> SELECTION
**********

We sometimes imagine that the reason for the slow progress of truth is to be found in the feeble means there are for its propagation; or, in the circumstances in which persons live, and which are unfavourable to their reception of truth ; but far beyond the power of these influences is the feeble advance of truth owing to the feebleness of the love of truth for the truth's sake. The love of wealth, the love of power, the love of pleasure, these are the potent influences of men now, but the love of truth is only influential with a few. But few though they may be, these are they to whom the Son wills to reveal the Father. To these He addresses the sacred words, "Fear not, little flock, it is your Father's good pleasure to give you the kingdom."

But what is the revelation of the Father ? It is the unfolding of the Eternal Love. GOD is LOVE. This is the all-originating source of all the divine operations : the CENTER from which all the other attributes of God flow, as rays from the sun. His truth is the light of love. His omnipotence is the power of love. His justice is love's persevering demand for right, as the only means of happiness. From love, creation and every divine act has proceeded. This principle is then rightly called The Father. But the real character of the divine love could not be known before God was manifest in the flesh. Men had communications in old time by prophets, by angels and spirits, but no man had heard the voice of the Father at any time, or seen His shape- John v. 37. The appearances, which were called by the ancients, "Seeing God," took place by angels being for the time filled with His spirit, and speaking from Him (Acts vii. 30, 38 ; Heb. ii. 2). In very deed no man had seen God at any time, until the only-begotten Son brought Him to view (John i. 18).

**********

> RECORDS

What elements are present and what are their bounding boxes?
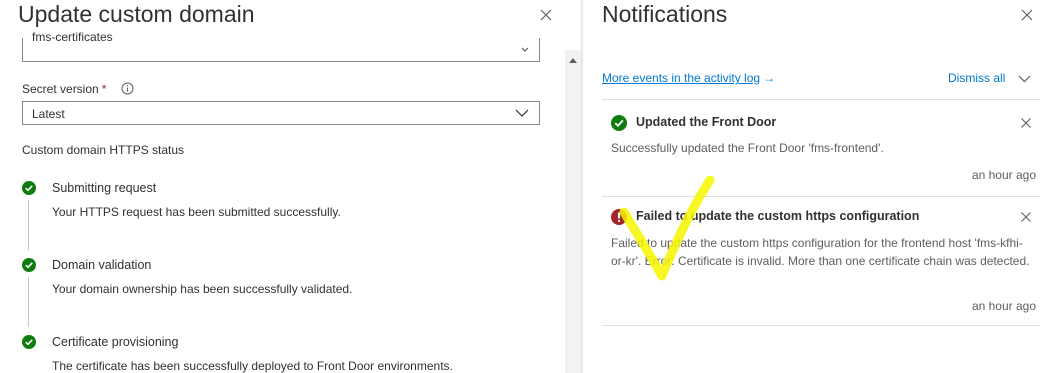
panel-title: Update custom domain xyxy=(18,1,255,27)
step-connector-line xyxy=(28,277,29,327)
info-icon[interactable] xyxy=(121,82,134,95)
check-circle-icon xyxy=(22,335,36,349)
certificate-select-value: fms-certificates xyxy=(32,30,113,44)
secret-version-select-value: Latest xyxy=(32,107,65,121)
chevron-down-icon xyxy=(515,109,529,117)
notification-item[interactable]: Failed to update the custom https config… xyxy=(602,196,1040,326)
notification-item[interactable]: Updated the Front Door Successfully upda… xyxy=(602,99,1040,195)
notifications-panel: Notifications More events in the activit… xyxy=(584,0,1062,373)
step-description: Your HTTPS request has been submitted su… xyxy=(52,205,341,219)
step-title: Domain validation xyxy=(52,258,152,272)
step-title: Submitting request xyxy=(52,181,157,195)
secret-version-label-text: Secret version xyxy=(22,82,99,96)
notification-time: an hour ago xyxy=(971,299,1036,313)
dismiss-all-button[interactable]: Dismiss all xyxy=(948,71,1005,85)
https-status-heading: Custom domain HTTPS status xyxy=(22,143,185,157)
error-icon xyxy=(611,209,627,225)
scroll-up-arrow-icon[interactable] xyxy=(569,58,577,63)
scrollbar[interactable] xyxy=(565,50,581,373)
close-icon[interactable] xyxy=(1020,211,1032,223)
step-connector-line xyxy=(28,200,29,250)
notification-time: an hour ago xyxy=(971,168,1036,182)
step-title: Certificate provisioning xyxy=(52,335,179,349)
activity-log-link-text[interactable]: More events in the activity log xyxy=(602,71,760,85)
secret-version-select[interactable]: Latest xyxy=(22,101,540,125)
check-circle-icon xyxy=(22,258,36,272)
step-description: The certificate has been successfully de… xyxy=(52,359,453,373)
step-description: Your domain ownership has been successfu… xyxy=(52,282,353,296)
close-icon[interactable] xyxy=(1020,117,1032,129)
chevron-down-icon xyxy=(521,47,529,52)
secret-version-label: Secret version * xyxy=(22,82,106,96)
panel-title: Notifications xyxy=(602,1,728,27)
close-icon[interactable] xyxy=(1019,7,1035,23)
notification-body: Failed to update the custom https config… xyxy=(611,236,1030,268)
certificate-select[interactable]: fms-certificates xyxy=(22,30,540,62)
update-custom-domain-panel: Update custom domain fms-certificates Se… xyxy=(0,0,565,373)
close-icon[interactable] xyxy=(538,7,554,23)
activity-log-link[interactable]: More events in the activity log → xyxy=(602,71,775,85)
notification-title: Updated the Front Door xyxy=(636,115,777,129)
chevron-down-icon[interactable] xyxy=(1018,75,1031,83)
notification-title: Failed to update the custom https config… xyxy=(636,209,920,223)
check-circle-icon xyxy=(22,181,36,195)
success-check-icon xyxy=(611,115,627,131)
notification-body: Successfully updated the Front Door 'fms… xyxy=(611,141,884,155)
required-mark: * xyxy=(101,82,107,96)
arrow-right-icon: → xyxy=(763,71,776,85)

**********

> REQUIRED TASKS
1 > In the passage on the revelation of the Father, what is God's omnipotence said to be?
2 > Write the next part of the passage on the revelation of the Father, picking up after its final sentence.

> TASK-BY-TASK OUTPUTS
1 > It is the power of love.

2 >
His unutterable purity was such that it was humbling Himself to behold the things that were in heaven. But the world was lying in wickedness. All the means previously had failed. Mankind, in every age, had become worse, and the measure of iniquity was now full. It was the fullness of time. Men were worshiping deified lusts and passions, or deriding all worship. Ancient faith had died out. And if any appearance of respect for holy things remained, it was largely contaminated with hypocrisy. It was night. Darkness had covered the earth, and gross darkness the people. The world lay in sensuality, but with awful fears and dreadful sorrows, expecting to hear the thunder of doom ; when, lo! it was announced that love to redeem was disclosed from the Father, not vengeance to destroy. " God so loved the world that He gave His only-begotten Son, that whosoever believeth in Him should not perish, but have everlasting life.” The angelic proclamation was made, “For unto you is born, this day, in the city of David, a Saviour, which is Christ the Lord." And the heavenly host broke out in adoring praise, ''Glory to God in the highest, and on earth peace, goodwill toward men." In this way the Son first made known the Father. "God was in Christ reconciling the world unto Himself not imputing their trespasses unto them." — 2 Cor. v. 19.

" In His love and in His pity Ho redeemed them." — Isa. Ixiii. 9.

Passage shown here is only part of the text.